#### [EXERCISE]
Show only lines that include "object".

Figure record listings
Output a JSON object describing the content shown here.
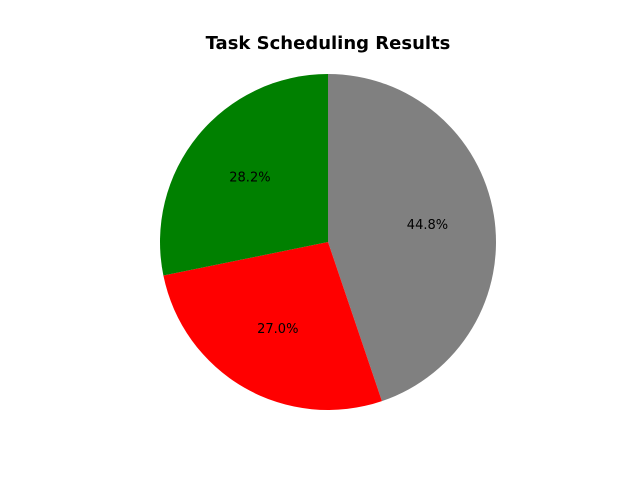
{
  "chart_data": {
    "type": "pie",
    "title": "Task Scheduling Results",
    "slices": [
      {
        "value": 44.8,
        "label": "44.8%",
        "color": "#808080"
      },
      {
        "value": 27.0,
        "label": "27.0%",
        "color": "#ff0000"
      },
      {
        "value": 28.2,
        "label": "28.2%",
        "color": "#008000"
      }
    ],
    "start_angle_deg": 90,
    "direction": "clockwise"
  }
}
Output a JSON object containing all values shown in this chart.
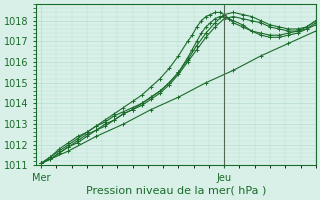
{
  "title": "",
  "xlabel": "Pression niveau de la mer( hPa )",
  "ylabel": "",
  "bg_color": "#d8f0e8",
  "plot_bg_color": "#d8f0e8",
  "grid_color": "#b8ddd0",
  "line_color": "#1a6b2a",
  "vline_color": "#556655",
  "ylim": [
    1011,
    1018.8
  ],
  "yticks": [
    1011,
    1012,
    1013,
    1014,
    1015,
    1016,
    1017,
    1018
  ],
  "xlim": [
    -0.05,
    3.0
  ],
  "series": [
    {
      "x": [
        0.0,
        0.3,
        0.6,
        0.9,
        1.2,
        1.5,
        1.8,
        2.1,
        2.4,
        2.7,
        3.0
      ],
      "y": [
        1011.1,
        1011.7,
        1012.4,
        1013.0,
        1013.7,
        1014.3,
        1015.0,
        1015.6,
        1016.3,
        1016.9,
        1017.5
      ]
    },
    {
      "x": [
        0.0,
        0.1,
        0.2,
        0.3,
        0.4,
        0.5,
        0.6,
        0.7,
        0.8,
        0.9,
        1.0,
        1.1,
        1.2,
        1.3,
        1.4,
        1.5,
        1.6,
        1.7,
        1.8,
        1.9,
        2.0,
        2.1,
        2.2,
        2.3,
        2.4,
        2.5,
        2.6,
        2.7,
        2.8,
        2.9,
        3.0
      ],
      "y": [
        1011.1,
        1011.4,
        1011.8,
        1012.1,
        1012.4,
        1012.6,
        1012.9,
        1013.1,
        1013.4,
        1013.6,
        1013.8,
        1014.0,
        1014.3,
        1014.6,
        1015.0,
        1015.5,
        1016.1,
        1016.8,
        1017.4,
        1017.9,
        1018.3,
        1018.4,
        1018.3,
        1018.2,
        1018.0,
        1017.8,
        1017.7,
        1017.6,
        1017.6,
        1017.7,
        1018.0
      ]
    },
    {
      "x": [
        0.0,
        0.1,
        0.2,
        0.3,
        0.4,
        0.5,
        0.6,
        0.7,
        0.8,
        0.9,
        1.0,
        1.1,
        1.2,
        1.3,
        1.4,
        1.5,
        1.6,
        1.7,
        1.8,
        1.9,
        2.0,
        2.1,
        2.2,
        2.3,
        2.4,
        2.5,
        2.6,
        2.7,
        2.8,
        2.9,
        3.0
      ],
      "y": [
        1011.1,
        1011.3,
        1011.6,
        1011.9,
        1012.2,
        1012.5,
        1012.7,
        1013.0,
        1013.2,
        1013.5,
        1013.7,
        1013.9,
        1014.2,
        1014.5,
        1014.9,
        1015.4,
        1016.0,
        1016.6,
        1017.2,
        1017.7,
        1018.1,
        1018.2,
        1018.1,
        1018.0,
        1017.9,
        1017.7,
        1017.6,
        1017.5,
        1017.5,
        1017.6,
        1017.8
      ]
    },
    {
      "x": [
        0.0,
        0.1,
        0.2,
        0.3,
        0.4,
        0.5,
        0.6,
        0.7,
        0.8,
        0.9,
        1.0,
        1.1,
        1.2,
        1.3,
        1.4,
        1.5,
        1.6,
        1.65,
        1.7,
        1.75,
        1.8,
        1.85,
        1.9,
        1.95,
        2.0,
        2.1,
        2.2,
        2.3,
        2.4,
        2.5,
        2.6,
        2.7,
        2.8,
        2.9,
        3.0
      ],
      "y": [
        1011.1,
        1011.3,
        1011.6,
        1011.9,
        1012.1,
        1012.4,
        1012.7,
        1012.9,
        1013.2,
        1013.5,
        1013.7,
        1014.0,
        1014.3,
        1014.6,
        1015.0,
        1015.5,
        1016.2,
        1016.6,
        1017.0,
        1017.4,
        1017.7,
        1017.9,
        1018.1,
        1018.2,
        1018.2,
        1018.0,
        1017.8,
        1017.5,
        1017.3,
        1017.2,
        1017.2,
        1017.3,
        1017.4,
        1017.6,
        1017.9
      ]
    },
    {
      "x": [
        0.0,
        0.1,
        0.2,
        0.3,
        0.4,
        0.5,
        0.6,
        0.7,
        0.8,
        0.9,
        1.0,
        1.1,
        1.2,
        1.3,
        1.4,
        1.5,
        1.6,
        1.65,
        1.7,
        1.75,
        1.8,
        1.85,
        1.9,
        1.95,
        2.0,
        2.05,
        2.1,
        2.2,
        2.3,
        2.4,
        2.5,
        2.6,
        2.7,
        2.8,
        2.9,
        3.0
      ],
      "y": [
        1011.1,
        1011.4,
        1011.7,
        1012.0,
        1012.3,
        1012.6,
        1012.9,
        1013.2,
        1013.5,
        1013.8,
        1014.1,
        1014.4,
        1014.8,
        1015.2,
        1015.7,
        1016.3,
        1017.0,
        1017.3,
        1017.7,
        1018.0,
        1018.2,
        1018.3,
        1018.4,
        1018.4,
        1018.3,
        1018.1,
        1017.9,
        1017.7,
        1017.5,
        1017.4,
        1017.3,
        1017.3,
        1017.4,
        1017.5,
        1017.7,
        1018.0
      ]
    }
  ],
  "xtick_positions": [
    0.0,
    2.0
  ],
  "xtick_labels": [
    "Mer",
    "Jeu"
  ],
  "vline_x": 2.0,
  "marker": "+",
  "markersize": 3,
  "linewidth": 0.8,
  "xlabel_fontsize": 8,
  "tick_fontsize": 7,
  "minor_grid_every": 0.1
}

#### [EXERCISE RESPONSE]
Output a JSON object describing the content shown here.
Output a JSON object containing all values shown in this chart.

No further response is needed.